◆ Exercise
Extract all lines from the data beneath that include the word "image".

◆ Data for this exercise
■ ■ ■ ■
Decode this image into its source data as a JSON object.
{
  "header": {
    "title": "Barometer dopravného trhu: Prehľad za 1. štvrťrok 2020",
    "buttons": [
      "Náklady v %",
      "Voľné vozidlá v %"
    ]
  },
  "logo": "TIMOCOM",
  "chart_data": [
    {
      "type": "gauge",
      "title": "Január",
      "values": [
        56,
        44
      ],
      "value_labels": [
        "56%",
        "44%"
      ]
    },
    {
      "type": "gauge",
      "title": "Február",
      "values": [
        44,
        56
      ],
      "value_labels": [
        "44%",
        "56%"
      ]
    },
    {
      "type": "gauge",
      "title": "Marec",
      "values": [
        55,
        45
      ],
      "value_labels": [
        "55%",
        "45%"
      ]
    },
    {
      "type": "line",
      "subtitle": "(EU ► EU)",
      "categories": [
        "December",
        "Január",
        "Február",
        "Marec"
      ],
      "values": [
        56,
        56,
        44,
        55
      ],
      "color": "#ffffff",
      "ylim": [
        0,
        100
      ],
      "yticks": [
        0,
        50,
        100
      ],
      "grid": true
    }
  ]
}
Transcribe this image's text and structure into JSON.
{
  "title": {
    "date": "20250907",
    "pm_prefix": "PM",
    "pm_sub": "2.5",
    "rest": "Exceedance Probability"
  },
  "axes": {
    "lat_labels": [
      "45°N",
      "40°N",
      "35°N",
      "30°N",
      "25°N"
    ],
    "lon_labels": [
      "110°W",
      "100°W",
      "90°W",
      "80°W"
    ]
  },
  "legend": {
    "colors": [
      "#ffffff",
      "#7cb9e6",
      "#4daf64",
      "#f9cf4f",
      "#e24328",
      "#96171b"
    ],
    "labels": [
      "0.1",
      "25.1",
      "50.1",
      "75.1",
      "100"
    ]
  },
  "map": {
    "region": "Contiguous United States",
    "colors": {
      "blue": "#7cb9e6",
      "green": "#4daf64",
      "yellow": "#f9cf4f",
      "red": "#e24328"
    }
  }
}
■ ■ ■ ■
◆ Answer to the task
Decode this image into its source data as a JSON object.
Transcribe this image's text and structure into JSON.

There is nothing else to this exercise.